• WHAT THE TASK ASKS: Write out the material exactly. Do not include the pictures.

• INFORMATION SHOWN:
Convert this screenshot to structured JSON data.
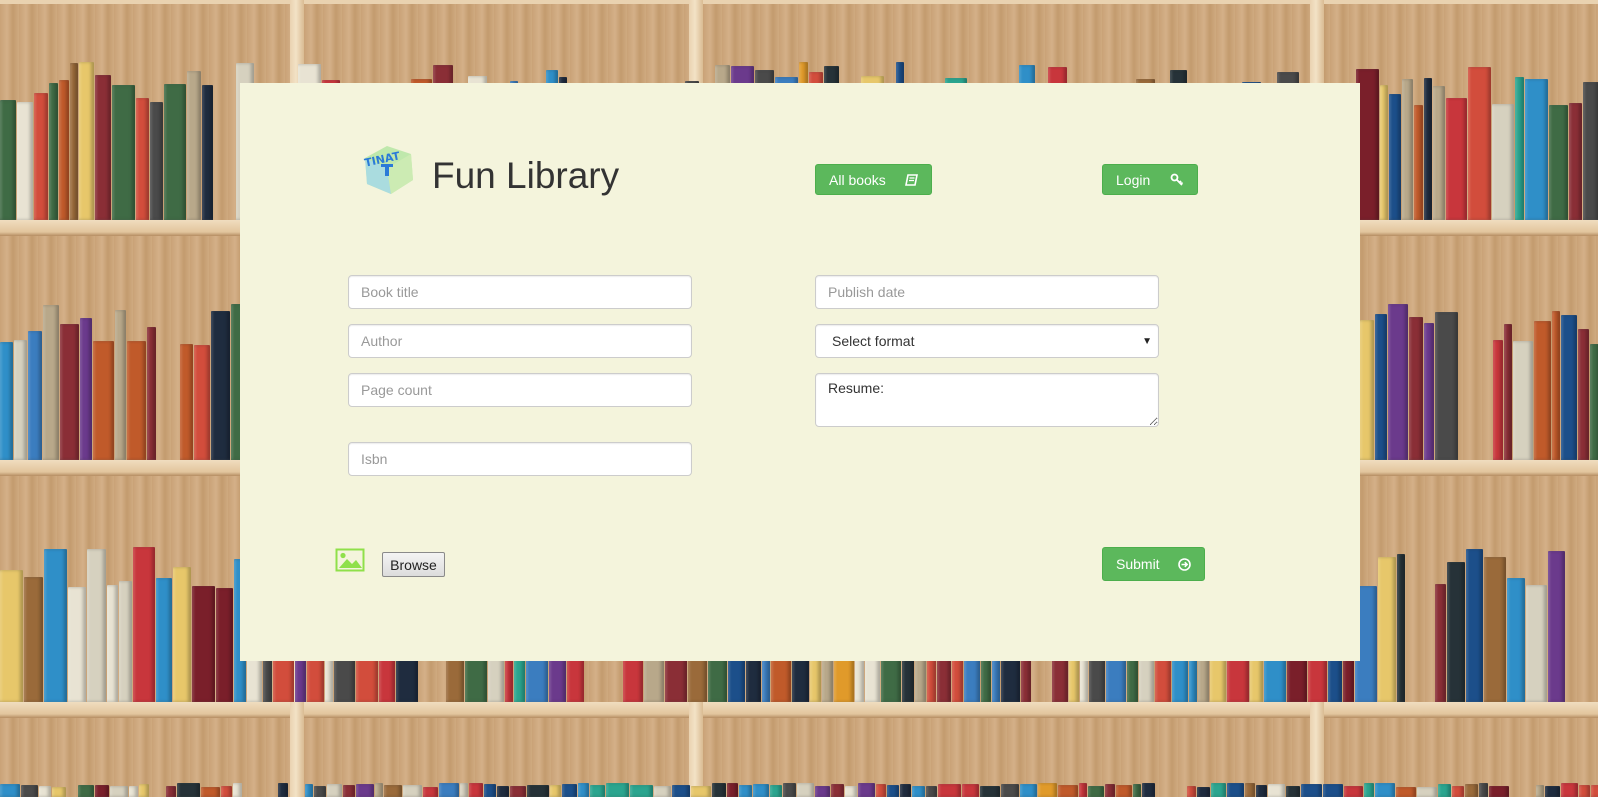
{
  "header": {
    "title": "Fun Library",
    "logo_text": "TINAT",
    "all_books_label": "All books",
    "login_label": "Login"
  },
  "form": {
    "book_title_placeholder": "Book title",
    "author_placeholder": "Author",
    "page_count_placeholder": "Page count",
    "isbn_placeholder": "Isbn",
    "publish_date_placeholder": "Publish date",
    "format_selected": "Select format",
    "resume_value": "Resume:",
    "browse_label": "Browse",
    "submit_label": "Submit"
  },
  "icons": {
    "all_books": "book-icon",
    "login": "key-icon",
    "submit": "arrow-circle-right-icon",
    "upload": "picture-icon",
    "select_caret": "caret-down-icon"
  },
  "colors": {
    "accent": "#5cb85c",
    "panel_bg": "#f4f4dc",
    "image_icon": "#8fe04a"
  }
}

• RESPONSE BELOW:
Convert this screenshot to structured JSON data.
{
  "header": {
    "title": "Fun Library",
    "logo_text": "TINAT",
    "all_books_label": "All books",
    "login_label": "Login"
  },
  "form": {
    "book_title_placeholder": "Book title",
    "author_placeholder": "Author",
    "page_count_placeholder": "Page count",
    "isbn_placeholder": "Isbn",
    "publish_date_placeholder": "Publish date",
    "format_selected": "Select format",
    "resume_value": "Resume:",
    "browse_label": "Browse",
    "submit_label": "Submit"
  },
  "icons": {
    "all_books": "book-icon",
    "login": "key-icon",
    "submit": "arrow-circle-right-icon",
    "upload": "picture-icon",
    "select_caret": "caret-down-icon"
  },
  "colors": {
    "accent": "#5cb85c",
    "panel_bg": "#f4f4dc",
    "image_icon": "#8fe04a"
  }
}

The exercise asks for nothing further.